# DIRECTIVE:
Set down the full listing exactly, character for character.

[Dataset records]
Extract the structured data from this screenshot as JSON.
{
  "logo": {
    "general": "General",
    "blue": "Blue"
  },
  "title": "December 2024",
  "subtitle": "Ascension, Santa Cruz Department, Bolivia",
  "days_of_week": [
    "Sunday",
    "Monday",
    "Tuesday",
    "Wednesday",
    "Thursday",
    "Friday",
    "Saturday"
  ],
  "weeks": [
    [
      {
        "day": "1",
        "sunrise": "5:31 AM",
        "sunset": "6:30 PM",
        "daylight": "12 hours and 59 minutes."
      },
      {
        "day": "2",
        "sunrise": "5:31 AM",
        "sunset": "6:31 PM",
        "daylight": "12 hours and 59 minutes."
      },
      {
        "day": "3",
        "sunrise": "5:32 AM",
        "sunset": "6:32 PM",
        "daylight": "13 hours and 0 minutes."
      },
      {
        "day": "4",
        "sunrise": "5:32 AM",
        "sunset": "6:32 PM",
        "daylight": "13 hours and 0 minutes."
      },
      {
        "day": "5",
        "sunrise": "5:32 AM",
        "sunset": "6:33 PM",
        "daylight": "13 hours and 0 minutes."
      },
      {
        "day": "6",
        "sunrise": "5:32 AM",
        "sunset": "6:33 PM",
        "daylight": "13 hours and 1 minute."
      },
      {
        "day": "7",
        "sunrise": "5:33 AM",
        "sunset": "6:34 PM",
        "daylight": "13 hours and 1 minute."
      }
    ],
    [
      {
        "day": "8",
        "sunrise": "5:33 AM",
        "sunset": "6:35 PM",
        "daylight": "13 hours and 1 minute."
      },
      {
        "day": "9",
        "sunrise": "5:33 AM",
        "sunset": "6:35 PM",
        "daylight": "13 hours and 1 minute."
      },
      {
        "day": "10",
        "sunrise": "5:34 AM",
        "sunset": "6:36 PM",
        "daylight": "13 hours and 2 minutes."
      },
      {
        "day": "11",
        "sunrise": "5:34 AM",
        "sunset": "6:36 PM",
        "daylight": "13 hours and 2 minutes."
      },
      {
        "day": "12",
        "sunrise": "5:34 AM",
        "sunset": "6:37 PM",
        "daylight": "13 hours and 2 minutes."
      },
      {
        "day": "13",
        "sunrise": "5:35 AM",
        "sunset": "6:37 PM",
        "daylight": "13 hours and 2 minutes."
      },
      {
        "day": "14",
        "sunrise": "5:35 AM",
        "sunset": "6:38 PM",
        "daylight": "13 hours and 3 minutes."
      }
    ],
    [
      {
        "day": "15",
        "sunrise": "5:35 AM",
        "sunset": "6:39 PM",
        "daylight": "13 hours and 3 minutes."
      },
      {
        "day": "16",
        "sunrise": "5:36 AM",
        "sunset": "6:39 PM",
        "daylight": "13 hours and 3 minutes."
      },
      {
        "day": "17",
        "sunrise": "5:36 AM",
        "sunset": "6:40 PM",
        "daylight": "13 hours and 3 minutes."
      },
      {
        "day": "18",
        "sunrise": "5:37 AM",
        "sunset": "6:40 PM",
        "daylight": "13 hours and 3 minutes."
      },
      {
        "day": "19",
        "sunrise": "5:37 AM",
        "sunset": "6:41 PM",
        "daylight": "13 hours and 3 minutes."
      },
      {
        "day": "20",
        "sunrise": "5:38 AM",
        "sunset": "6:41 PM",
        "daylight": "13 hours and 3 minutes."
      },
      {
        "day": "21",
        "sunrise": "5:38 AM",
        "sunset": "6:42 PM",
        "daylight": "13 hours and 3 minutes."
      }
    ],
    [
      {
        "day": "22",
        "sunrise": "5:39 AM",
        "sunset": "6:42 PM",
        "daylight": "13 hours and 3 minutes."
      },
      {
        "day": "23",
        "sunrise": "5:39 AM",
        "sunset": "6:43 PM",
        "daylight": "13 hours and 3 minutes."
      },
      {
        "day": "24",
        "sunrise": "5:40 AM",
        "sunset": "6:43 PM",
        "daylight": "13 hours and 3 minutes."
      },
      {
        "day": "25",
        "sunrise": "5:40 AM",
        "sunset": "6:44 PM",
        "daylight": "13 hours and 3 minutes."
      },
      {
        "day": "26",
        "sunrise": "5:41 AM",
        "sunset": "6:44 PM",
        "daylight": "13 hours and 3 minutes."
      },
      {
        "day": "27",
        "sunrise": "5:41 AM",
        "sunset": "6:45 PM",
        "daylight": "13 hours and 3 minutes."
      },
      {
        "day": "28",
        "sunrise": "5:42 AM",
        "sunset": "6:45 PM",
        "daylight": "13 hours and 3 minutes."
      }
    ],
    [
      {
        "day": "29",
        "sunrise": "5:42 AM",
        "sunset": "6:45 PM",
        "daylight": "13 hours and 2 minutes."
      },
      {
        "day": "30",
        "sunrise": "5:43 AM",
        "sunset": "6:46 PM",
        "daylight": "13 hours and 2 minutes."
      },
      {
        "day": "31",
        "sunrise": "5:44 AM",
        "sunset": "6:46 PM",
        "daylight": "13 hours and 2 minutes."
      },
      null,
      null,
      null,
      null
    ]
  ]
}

# FINAL RESULT:
Extract the structured data from this screenshot as JSON.
{
  "logo": {
    "general": "General",
    "blue": "Blue"
  },
  "title": "December 2024",
  "subtitle": "Ascension, Santa Cruz Department, Bolivia",
  "days_of_week": [
    "Sunday",
    "Monday",
    "Tuesday",
    "Wednesday",
    "Thursday",
    "Friday",
    "Saturday"
  ],
  "weeks": [
    [
      {
        "day": "1",
        "sunrise": "5:31 AM",
        "sunset": "6:30 PM",
        "daylight": "12 hours and 59 minutes."
      },
      {
        "day": "2",
        "sunrise": "5:31 AM",
        "sunset": "6:31 PM",
        "daylight": "12 hours and 59 minutes."
      },
      {
        "day": "3",
        "sunrise": "5:32 AM",
        "sunset": "6:32 PM",
        "daylight": "13 hours and 0 minutes."
      },
      {
        "day": "4",
        "sunrise": "5:32 AM",
        "sunset": "6:32 PM",
        "daylight": "13 hours and 0 minutes."
      },
      {
        "day": "5",
        "sunrise": "5:32 AM",
        "sunset": "6:33 PM",
        "daylight": "13 hours and 0 minutes."
      },
      {
        "day": "6",
        "sunrise": "5:32 AM",
        "sunset": "6:33 PM",
        "daylight": "13 hours and 1 minute."
      },
      {
        "day": "7",
        "sunrise": "5:33 AM",
        "sunset": "6:34 PM",
        "daylight": "13 hours and 1 minute."
      }
    ],
    [
      {
        "day": "8",
        "sunrise": "5:33 AM",
        "sunset": "6:35 PM",
        "daylight": "13 hours and 1 minute."
      },
      {
        "day": "9",
        "sunrise": "5:33 AM",
        "sunset": "6:35 PM",
        "daylight": "13 hours and 1 minute."
      },
      {
        "day": "10",
        "sunrise": "5:34 AM",
        "sunset": "6:36 PM",
        "daylight": "13 hours and 2 minutes."
      },
      {
        "day": "11",
        "sunrise": "5:34 AM",
        "sunset": "6:36 PM",
        "daylight": "13 hours and 2 minutes."
      },
      {
        "day": "12",
        "sunrise": "5:34 AM",
        "sunset": "6:37 PM",
        "daylight": "13 hours and 2 minutes."
      },
      {
        "day": "13",
        "sunrise": "5:35 AM",
        "sunset": "6:37 PM",
        "daylight": "13 hours and 2 minutes."
      },
      {
        "day": "14",
        "sunrise": "5:35 AM",
        "sunset": "6:38 PM",
        "daylight": "13 hours and 3 minutes."
      }
    ],
    [
      {
        "day": "15",
        "sunrise": "5:35 AM",
        "sunset": "6:39 PM",
        "daylight": "13 hours and 3 minutes."
      },
      {
        "day": "16",
        "sunrise": "5:36 AM",
        "sunset": "6:39 PM",
        "daylight": "13 hours and 3 minutes."
      },
      {
        "day": "17",
        "sunrise": "5:36 AM",
        "sunset": "6:40 PM",
        "daylight": "13 hours and 3 minutes."
      },
      {
        "day": "18",
        "sunrise": "5:37 AM",
        "sunset": "6:40 PM",
        "daylight": "13 hours and 3 minutes."
      },
      {
        "day": "19",
        "sunrise": "5:37 AM",
        "sunset": "6:41 PM",
        "daylight": "13 hours and 3 minutes."
      },
      {
        "day": "20",
        "sunrise": "5:38 AM",
        "sunset": "6:41 PM",
        "daylight": "13 hours and 3 minutes."
      },
      {
        "day": "21",
        "sunrise": "5:38 AM",
        "sunset": "6:42 PM",
        "daylight": "13 hours and 3 minutes."
      }
    ],
    [
      {
        "day": "22",
        "sunrise": "5:39 AM",
        "sunset": "6:42 PM",
        "daylight": "13 hours and 3 minutes."
      },
      {
        "day": "23",
        "sunrise": "5:39 AM",
        "sunset": "6:43 PM",
        "daylight": "13 hours and 3 minutes."
      },
      {
        "day": "24",
        "sunrise": "5:40 AM",
        "sunset": "6:43 PM",
        "daylight": "13 hours and 3 minutes."
      },
      {
        "day": "25",
        "sunrise": "5:40 AM",
        "sunset": "6:44 PM",
        "daylight": "13 hours and 3 minutes."
      },
      {
        "day": "26",
        "sunrise": "5:41 AM",
        "sunset": "6:44 PM",
        "daylight": "13 hours and 3 minutes."
      },
      {
        "day": "27",
        "sunrise": "5:41 AM",
        "sunset": "6:45 PM",
        "daylight": "13 hours and 3 minutes."
      },
      {
        "day": "28",
        "sunrise": "5:42 AM",
        "sunset": "6:45 PM",
        "daylight": "13 hours and 3 minutes."
      }
    ],
    [
      {
        "day": "29",
        "sunrise": "5:42 AM",
        "sunset": "6:45 PM",
        "daylight": "13 hours and 2 minutes."
      },
      {
        "day": "30",
        "sunrise": "5:43 AM",
        "sunset": "6:46 PM",
        "daylight": "13 hours and 2 minutes."
      },
      {
        "day": "31",
        "sunrise": "5:44 AM",
        "sunset": "6:46 PM",
        "daylight": "13 hours and 2 minutes."
      },
      null,
      null,
      null,
      null
    ]
  ]
}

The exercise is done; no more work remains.